Problem to work on:
Could you transcribe every record below exactly as written, leaving out any pictures?

[Lines of data]
========================================================================

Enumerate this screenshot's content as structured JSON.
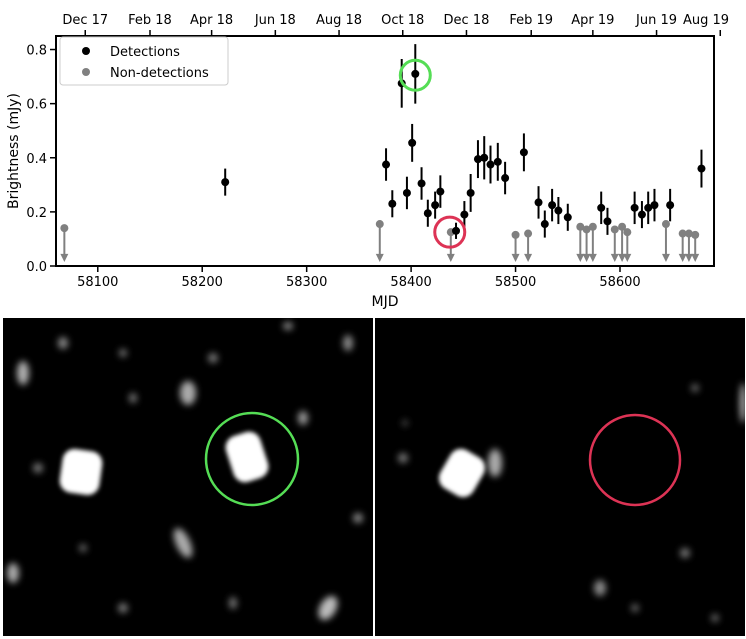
{
  "chart_data": {
    "type": "scatter",
    "xlabel": "MJD",
    "ylabel": "Brightness (mJy)",
    "xlim": [
      58060,
      58690
    ],
    "ylim": [
      0,
      0.85
    ],
    "x_ticks": [
      58100,
      58200,
      58300,
      58400,
      58500,
      58600
    ],
    "y_ticks": [
      0.0,
      0.2,
      0.4,
      0.6,
      0.8
    ],
    "top_axis_ticks": [
      {
        "label": "Dec 17",
        "mjd": 58088
      },
      {
        "label": "Feb 18",
        "mjd": 58150
      },
      {
        "label": "Apr 18",
        "mjd": 58209
      },
      {
        "label": "Jun 18",
        "mjd": 58270
      },
      {
        "label": "Aug 18",
        "mjd": 58331
      },
      {
        "label": "Oct 18",
        "mjd": 58392
      },
      {
        "label": "Dec 18",
        "mjd": 58453
      },
      {
        "label": "Feb 19",
        "mjd": 58515
      },
      {
        "label": "Apr 19",
        "mjd": 58574
      },
      {
        "label": "Jun 19",
        "mjd": 58635
      },
      {
        "label": "Aug 19",
        "mjd": 58696
      }
    ],
    "legend": {
      "position": "top-left",
      "entries": [
        "Detections",
        "Non-detections"
      ]
    },
    "series": [
      {
        "name": "Detections",
        "color": "#000000",
        "points": [
          {
            "x": 58222,
            "y": 0.31,
            "err": 0.05
          },
          {
            "x": 58376,
            "y": 0.375,
            "err": 0.06
          },
          {
            "x": 58382,
            "y": 0.23,
            "err": 0.05
          },
          {
            "x": 58391,
            "y": 0.675,
            "err": 0.09
          },
          {
            "x": 58396,
            "y": 0.27,
            "err": 0.06
          },
          {
            "x": 58401,
            "y": 0.455,
            "err": 0.07
          },
          {
            "x": 58404,
            "y": 0.71,
            "err": 0.11
          },
          {
            "x": 58410,
            "y": 0.305,
            "err": 0.06
          },
          {
            "x": 58416,
            "y": 0.195,
            "err": 0.05
          },
          {
            "x": 58423,
            "y": 0.225,
            "err": 0.05
          },
          {
            "x": 58428,
            "y": 0.275,
            "err": 0.06
          },
          {
            "x": 58443,
            "y": 0.13,
            "err": 0.03
          },
          {
            "x": 58451,
            "y": 0.19,
            "err": 0.05
          },
          {
            "x": 58457,
            "y": 0.27,
            "err": 0.07
          },
          {
            "x": 58464,
            "y": 0.395,
            "err": 0.07
          },
          {
            "x": 58470,
            "y": 0.4,
            "err": 0.08
          },
          {
            "x": 58476,
            "y": 0.375,
            "err": 0.07
          },
          {
            "x": 58483,
            "y": 0.385,
            "err": 0.07
          },
          {
            "x": 58490,
            "y": 0.325,
            "err": 0.06
          },
          {
            "x": 58508,
            "y": 0.42,
            "err": 0.07
          },
          {
            "x": 58522,
            "y": 0.235,
            "err": 0.06
          },
          {
            "x": 58528,
            "y": 0.155,
            "err": 0.05
          },
          {
            "x": 58535,
            "y": 0.225,
            "err": 0.06
          },
          {
            "x": 58541,
            "y": 0.205,
            "err": 0.05
          },
          {
            "x": 58550,
            "y": 0.18,
            "err": 0.05
          },
          {
            "x": 58582,
            "y": 0.215,
            "err": 0.06
          },
          {
            "x": 58588,
            "y": 0.165,
            "err": 0.05
          },
          {
            "x": 58614,
            "y": 0.215,
            "err": 0.06
          },
          {
            "x": 58621,
            "y": 0.19,
            "err": 0.05
          },
          {
            "x": 58627,
            "y": 0.215,
            "err": 0.06
          },
          {
            "x": 58633,
            "y": 0.225,
            "err": 0.06
          },
          {
            "x": 58648,
            "y": 0.225,
            "err": 0.06
          },
          {
            "x": 58678,
            "y": 0.36,
            "err": 0.07
          }
        ]
      },
      {
        "name": "Non-detections",
        "color": "#808080",
        "points": [
          {
            "x": 58068,
            "y": 0.14
          },
          {
            "x": 58370,
            "y": 0.155
          },
          {
            "x": 58438,
            "y": 0.125
          },
          {
            "x": 58500,
            "y": 0.115
          },
          {
            "x": 58512,
            "y": 0.12
          },
          {
            "x": 58562,
            "y": 0.145
          },
          {
            "x": 58568,
            "y": 0.135
          },
          {
            "x": 58574,
            "y": 0.145
          },
          {
            "x": 58595,
            "y": 0.135
          },
          {
            "x": 58602,
            "y": 0.145
          },
          {
            "x": 58607,
            "y": 0.125
          },
          {
            "x": 58644,
            "y": 0.155
          },
          {
            "x": 58660,
            "y": 0.12
          },
          {
            "x": 58666,
            "y": 0.12
          },
          {
            "x": 58672,
            "y": 0.115
          }
        ]
      }
    ],
    "highlights": [
      {
        "x": 58404,
        "y": 0.705,
        "color": "#55dd55"
      },
      {
        "x": 58437,
        "y": 0.125,
        "color": "#dd3355"
      }
    ]
  },
  "images": {
    "left_marker_color": "#55dd55",
    "right_marker_color": "#dd3355"
  }
}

========================================================================

Result below:
Enumerate this screenshot's content as structured JSON.
{
  "chart_data": {
    "type": "scatter",
    "xlabel": "MJD",
    "ylabel": "Brightness (mJy)",
    "xlim": [
      58060,
      58690
    ],
    "ylim": [
      0,
      0.85
    ],
    "x_ticks": [
      58100,
      58200,
      58300,
      58400,
      58500,
      58600
    ],
    "y_ticks": [
      0.0,
      0.2,
      0.4,
      0.6,
      0.8
    ],
    "top_axis_ticks": [
      {
        "label": "Dec 17",
        "mjd": 58088
      },
      {
        "label": "Feb 18",
        "mjd": 58150
      },
      {
        "label": "Apr 18",
        "mjd": 58209
      },
      {
        "label": "Jun 18",
        "mjd": 58270
      },
      {
        "label": "Aug 18",
        "mjd": 58331
      },
      {
        "label": "Oct 18",
        "mjd": 58392
      },
      {
        "label": "Dec 18",
        "mjd": 58453
      },
      {
        "label": "Feb 19",
        "mjd": 58515
      },
      {
        "label": "Apr 19",
        "mjd": 58574
      },
      {
        "label": "Jun 19",
        "mjd": 58635
      },
      {
        "label": "Aug 19",
        "mjd": 58696
      }
    ],
    "legend": {
      "position": "top-left",
      "entries": [
        "Detections",
        "Non-detections"
      ]
    },
    "series": [
      {
        "name": "Detections",
        "color": "#000000",
        "points": [
          {
            "x": 58222,
            "y": 0.31,
            "err": 0.05
          },
          {
            "x": 58376,
            "y": 0.375,
            "err": 0.06
          },
          {
            "x": 58382,
            "y": 0.23,
            "err": 0.05
          },
          {
            "x": 58391,
            "y": 0.675,
            "err": 0.09
          },
          {
            "x": 58396,
            "y": 0.27,
            "err": 0.06
          },
          {
            "x": 58401,
            "y": 0.455,
            "err": 0.07
          },
          {
            "x": 58404,
            "y": 0.71,
            "err": 0.11
          },
          {
            "x": 58410,
            "y": 0.305,
            "err": 0.06
          },
          {
            "x": 58416,
            "y": 0.195,
            "err": 0.05
          },
          {
            "x": 58423,
            "y": 0.225,
            "err": 0.05
          },
          {
            "x": 58428,
            "y": 0.275,
            "err": 0.06
          },
          {
            "x": 58443,
            "y": 0.13,
            "err": 0.03
          },
          {
            "x": 58451,
            "y": 0.19,
            "err": 0.05
          },
          {
            "x": 58457,
            "y": 0.27,
            "err": 0.07
          },
          {
            "x": 58464,
            "y": 0.395,
            "err": 0.07
          },
          {
            "x": 58470,
            "y": 0.4,
            "err": 0.08
          },
          {
            "x": 58476,
            "y": 0.375,
            "err": 0.07
          },
          {
            "x": 58483,
            "y": 0.385,
            "err": 0.07
          },
          {
            "x": 58490,
            "y": 0.325,
            "err": 0.06
          },
          {
            "x": 58508,
            "y": 0.42,
            "err": 0.07
          },
          {
            "x": 58522,
            "y": 0.235,
            "err": 0.06
          },
          {
            "x": 58528,
            "y": 0.155,
            "err": 0.05
          },
          {
            "x": 58535,
            "y": 0.225,
            "err": 0.06
          },
          {
            "x": 58541,
            "y": 0.205,
            "err": 0.05
          },
          {
            "x": 58550,
            "y": 0.18,
            "err": 0.05
          },
          {
            "x": 58582,
            "y": 0.215,
            "err": 0.06
          },
          {
            "x": 58588,
            "y": 0.165,
            "err": 0.05
          },
          {
            "x": 58614,
            "y": 0.215,
            "err": 0.06
          },
          {
            "x": 58621,
            "y": 0.19,
            "err": 0.05
          },
          {
            "x": 58627,
            "y": 0.215,
            "err": 0.06
          },
          {
            "x": 58633,
            "y": 0.225,
            "err": 0.06
          },
          {
            "x": 58648,
            "y": 0.225,
            "err": 0.06
          },
          {
            "x": 58678,
            "y": 0.36,
            "err": 0.07
          }
        ]
      },
      {
        "name": "Non-detections",
        "color": "#808080",
        "points": [
          {
            "x": 58068,
            "y": 0.14
          },
          {
            "x": 58370,
            "y": 0.155
          },
          {
            "x": 58438,
            "y": 0.125
          },
          {
            "x": 58500,
            "y": 0.115
          },
          {
            "x": 58512,
            "y": 0.12
          },
          {
            "x": 58562,
            "y": 0.145
          },
          {
            "x": 58568,
            "y": 0.135
          },
          {
            "x": 58574,
            "y": 0.145
          },
          {
            "x": 58595,
            "y": 0.135
          },
          {
            "x": 58602,
            "y": 0.145
          },
          {
            "x": 58607,
            "y": 0.125
          },
          {
            "x": 58644,
            "y": 0.155
          },
          {
            "x": 58660,
            "y": 0.12
          },
          {
            "x": 58666,
            "y": 0.12
          },
          {
            "x": 58672,
            "y": 0.115
          }
        ]
      }
    ],
    "highlights": [
      {
        "x": 58404,
        "y": 0.705,
        "color": "#55dd55"
      },
      {
        "x": 58437,
        "y": 0.125,
        "color": "#dd3355"
      }
    ]
  },
  "images": {
    "left_marker_color": "#55dd55",
    "right_marker_color": "#dd3355"
  }
}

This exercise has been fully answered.